---------- Source material ----------

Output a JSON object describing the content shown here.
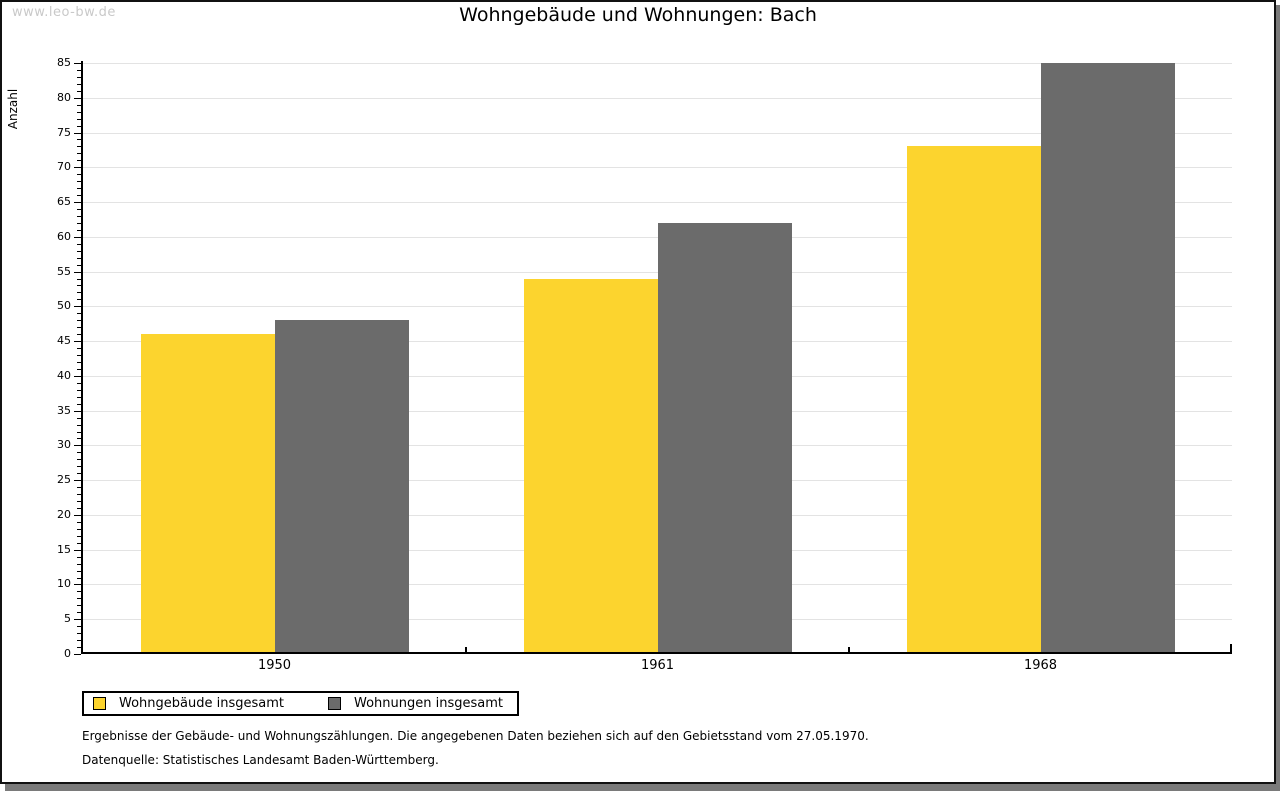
{
  "watermark": "www.leo-bw.de",
  "title": "Wohngebäude und Wohnungen: Bach",
  "chart_data": {
    "type": "bar",
    "title": "Wohngebäude und Wohnungen: Bach",
    "ylabel": "Anzahl",
    "xlabel": "",
    "categories": [
      "1950",
      "1961",
      "1968"
    ],
    "series": [
      {
        "name": "Wohngebäude insgesamt",
        "color": "#FCD42E",
        "values": [
          46,
          54,
          73
        ]
      },
      {
        "name": "Wohnungen insgesamt",
        "color": "#6B6B6B",
        "values": [
          48,
          62,
          85
        ]
      }
    ],
    "ylim": [
      0,
      85
    ],
    "ytick_step": 5,
    "minor_tick_step": 1,
    "grid": true,
    "legend_position": "bottom-left"
  },
  "footnotes": [
    "Ergebnisse der Gebäude- und Wohnungszählungen. Die angegebenen Daten beziehen sich auf den Gebietsstand vom 27.05.1970.",
    "Datenquelle: Statistisches Landesamt Baden-Württemberg."
  ]
}
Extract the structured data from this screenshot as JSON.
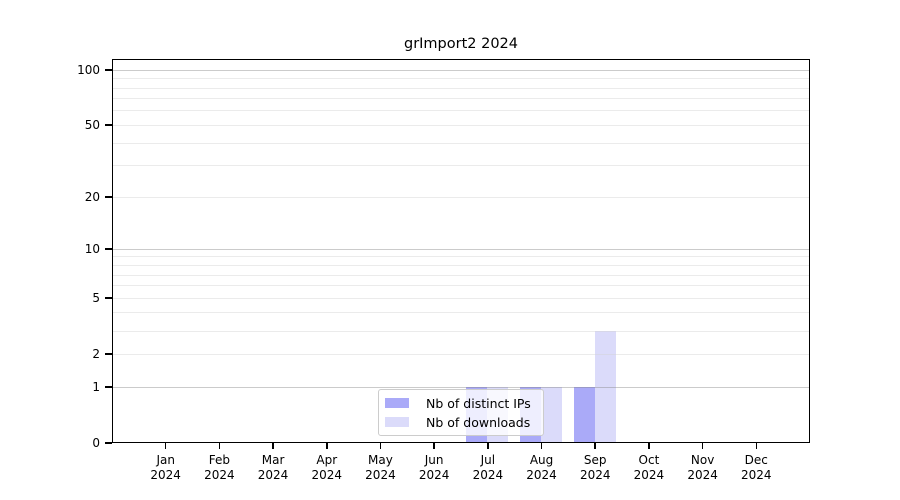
{
  "chart_data": {
    "type": "bar",
    "title": "grImport2 2024",
    "year": "2024",
    "categories": [
      "Jan",
      "Feb",
      "Mar",
      "Apr",
      "May",
      "Jun",
      "Jul",
      "Aug",
      "Sep",
      "Oct",
      "Nov",
      "Dec"
    ],
    "series": [
      {
        "name": "Nb of distinct IPs",
        "color": "#aaaaf8",
        "values": [
          0,
          0,
          0,
          0,
          0,
          0,
          1,
          1,
          1,
          0,
          0,
          0
        ]
      },
      {
        "name": "Nb of downloads",
        "color": "#dbdbfa",
        "values": [
          0,
          0,
          0,
          0,
          0,
          0,
          1,
          1,
          3,
          0,
          0,
          0
        ]
      }
    ],
    "y_axis": {
      "scale": "log1p",
      "max": 115,
      "ticks": [
        0,
        1,
        2,
        5,
        10,
        20,
        50,
        100
      ],
      "major_gridlines": [
        1,
        10,
        100
      ],
      "minor_gridlines": [
        2,
        3,
        4,
        5,
        6,
        7,
        8,
        9,
        20,
        30,
        40,
        50,
        60,
        70,
        80,
        90
      ]
    },
    "x_axis": {
      "tick_count": 12
    },
    "legend": {
      "position": "lower-center"
    },
    "colors": {
      "axis": "#000000",
      "major_grid": "#c9c9c9",
      "minor_grid": "#efefef"
    }
  }
}
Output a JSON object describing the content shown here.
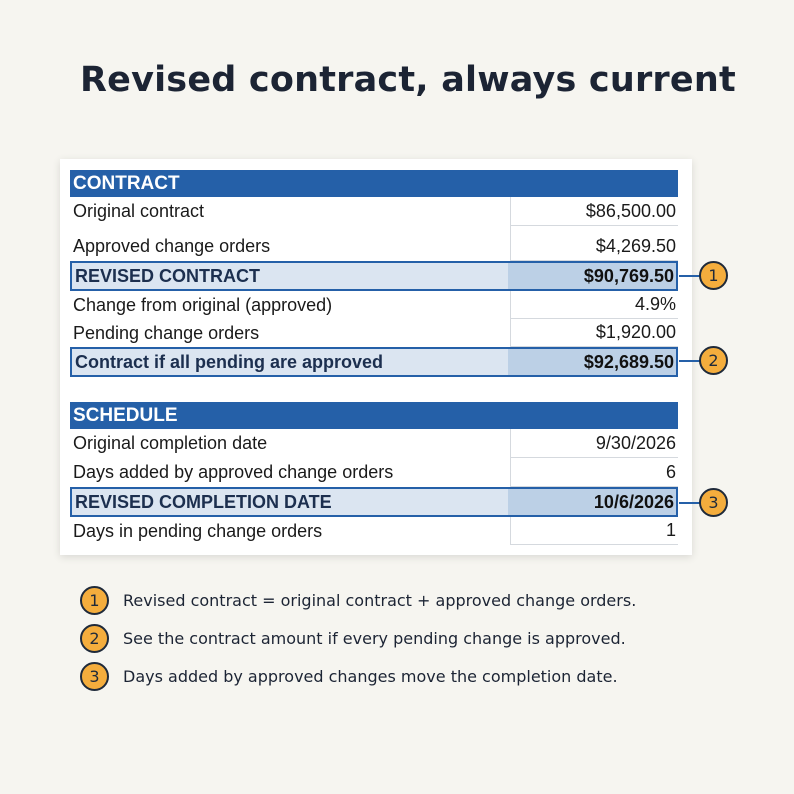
{
  "title": "Revised contract, always current",
  "contract": {
    "header": "CONTRACT",
    "rows": [
      {
        "label": "Original contract",
        "value": "$86,500.00"
      },
      {
        "label": "Approved change orders",
        "value": "$4,269.50"
      },
      {
        "label": "REVISED CONTRACT",
        "value": "$90,769.50"
      },
      {
        "label": "Change from original (approved)",
        "value": "4.9%"
      },
      {
        "label": "Pending change orders",
        "value": "$1,920.00"
      },
      {
        "label": "Contract if all pending are approved",
        "value": "$92,689.50"
      }
    ]
  },
  "schedule": {
    "header": "SCHEDULE",
    "rows": [
      {
        "label": "Original completion date",
        "value": "9/30/2026"
      },
      {
        "label": "Days added by approved change orders",
        "value": "6"
      },
      {
        "label": "REVISED COMPLETION DATE",
        "value": "10/6/2026"
      },
      {
        "label": "Days in pending change orders",
        "value": "1"
      }
    ]
  },
  "callouts": [
    "1",
    "2",
    "3"
  ],
  "notes": [
    {
      "num": "1",
      "text": "Revised contract = original contract + approved change orders."
    },
    {
      "num": "2",
      "text": "See the contract amount if every pending change is approved."
    },
    {
      "num": "3",
      "text": "Days added by approved changes move the completion date."
    }
  ],
  "colors": {
    "header": "#2560a8",
    "highlight": "#dbe5f1",
    "badge": "#f4ad3d",
    "background": "#f6f5f0"
  }
}
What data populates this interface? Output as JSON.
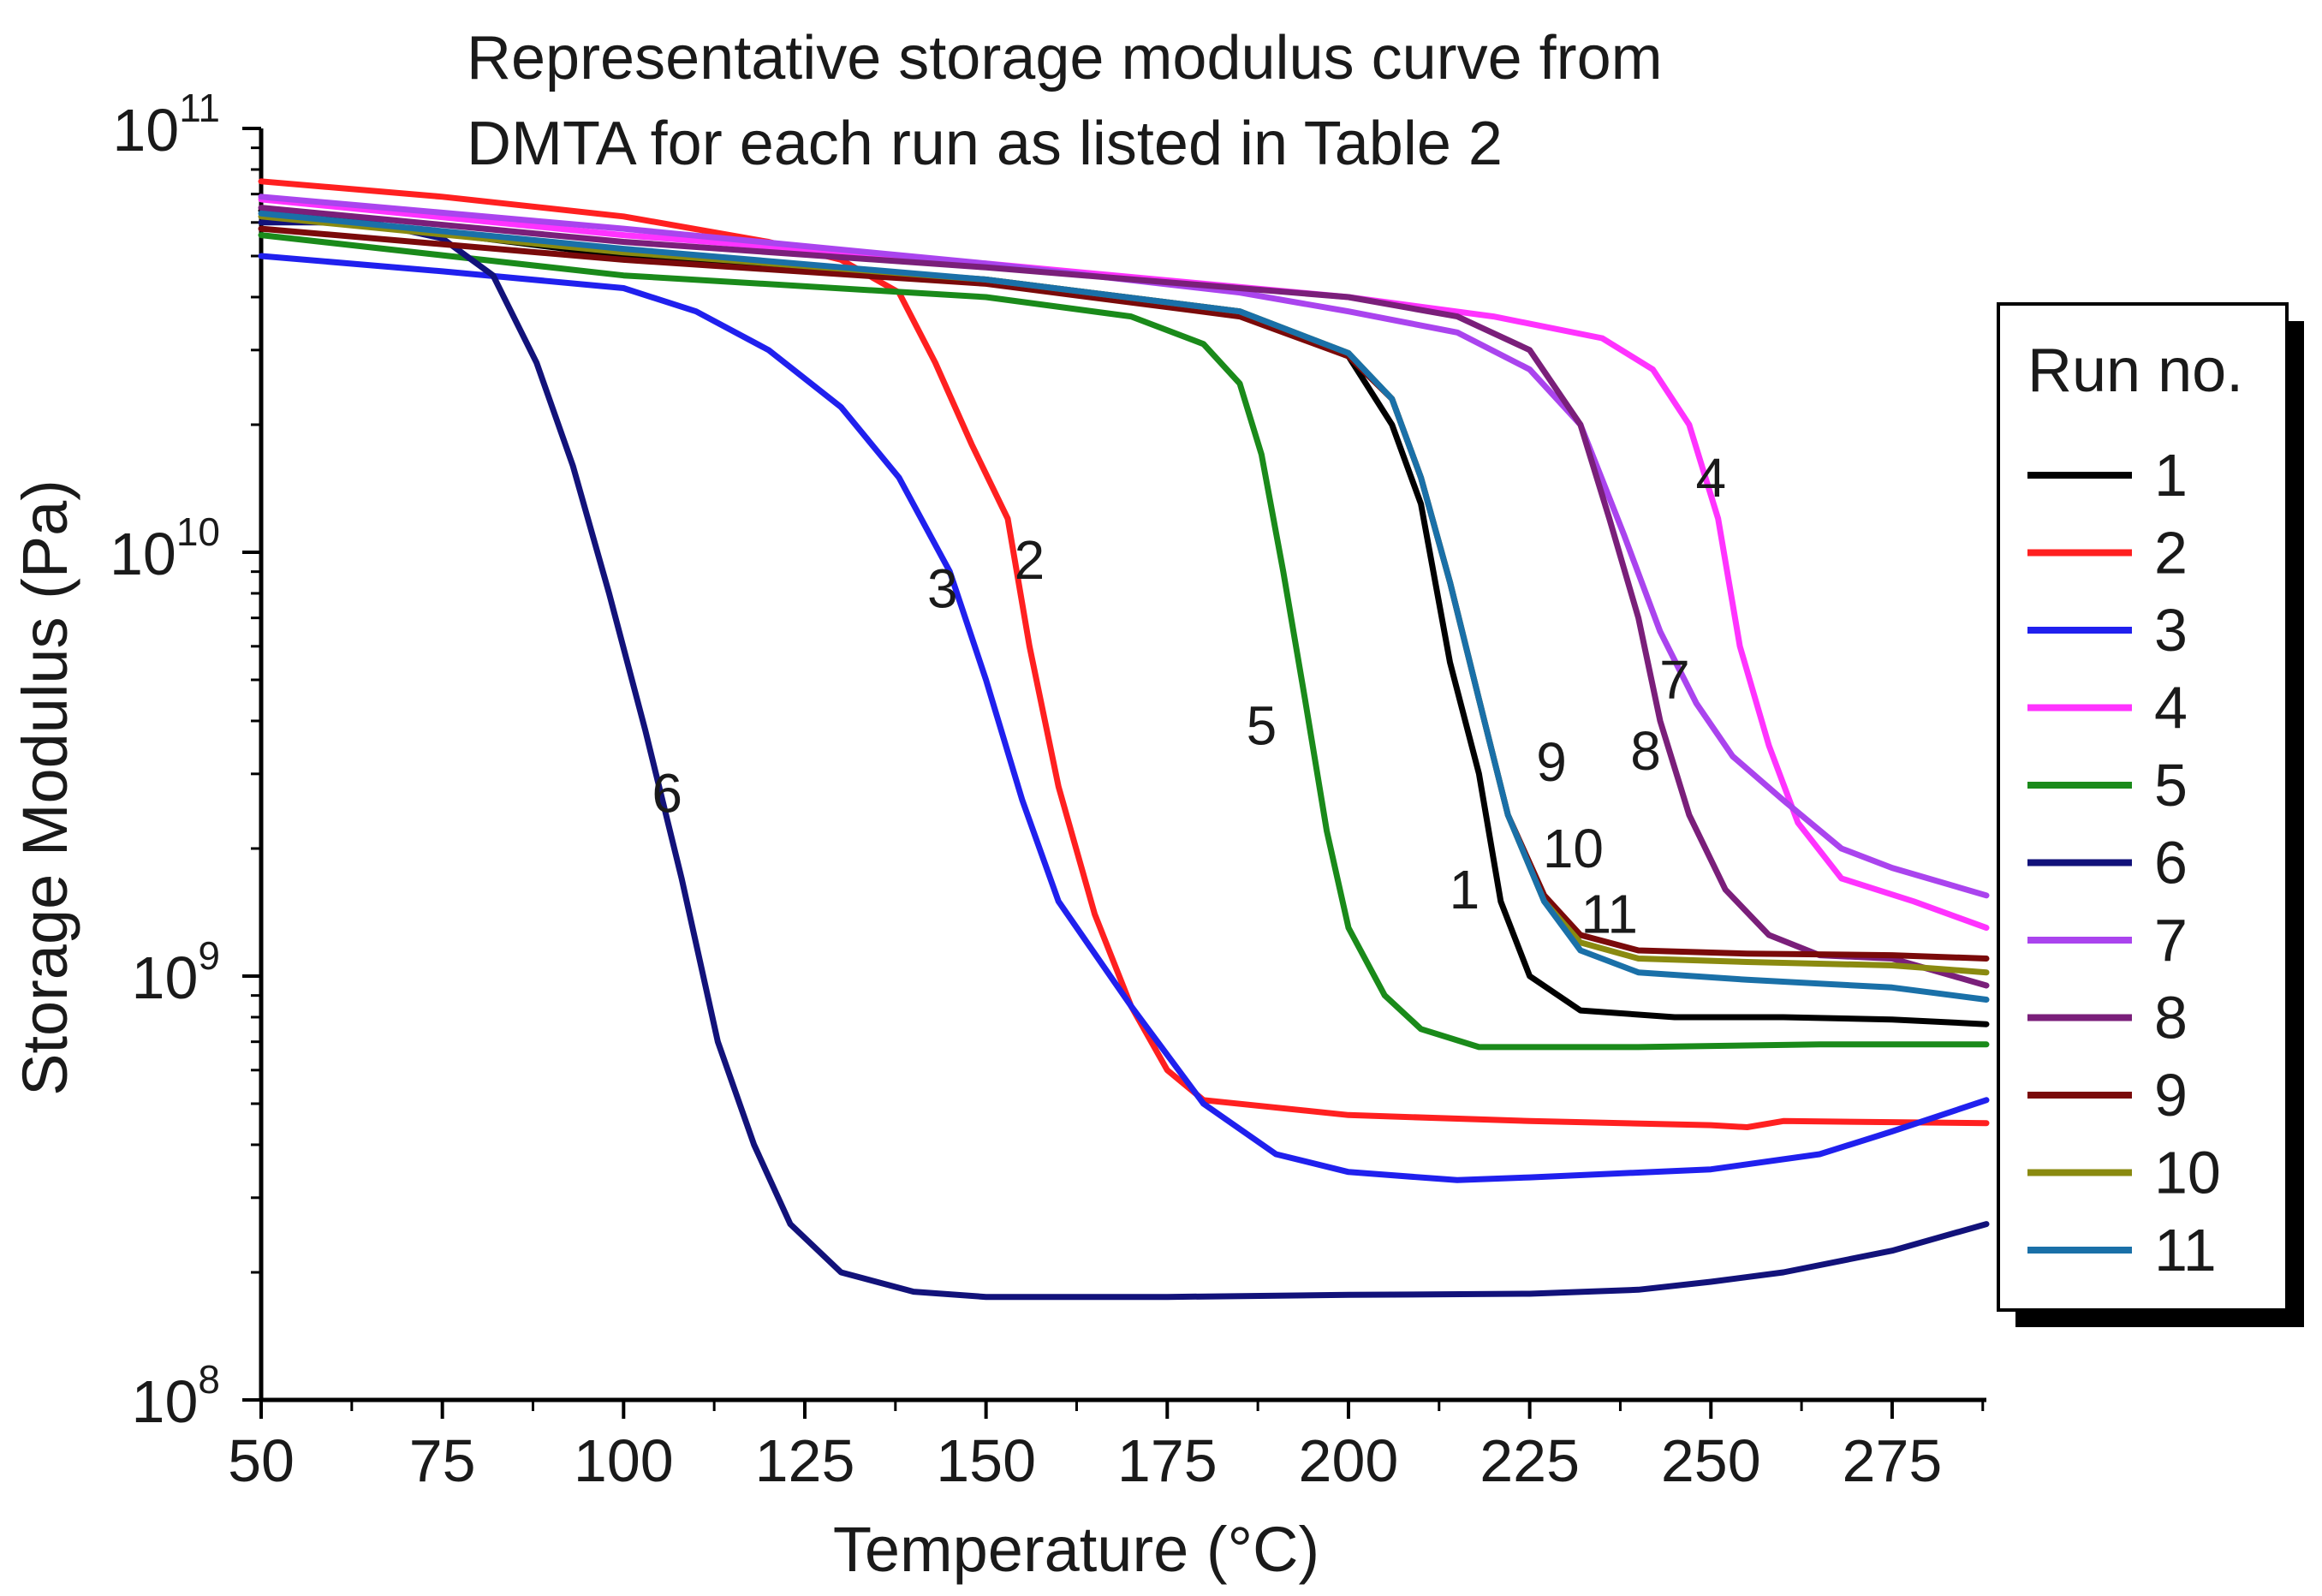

----------

• **Work instructions**
Every line that holds the word "Wohngebäude" counts once; state the total number of such lines and nothing else.

• **Written response**
3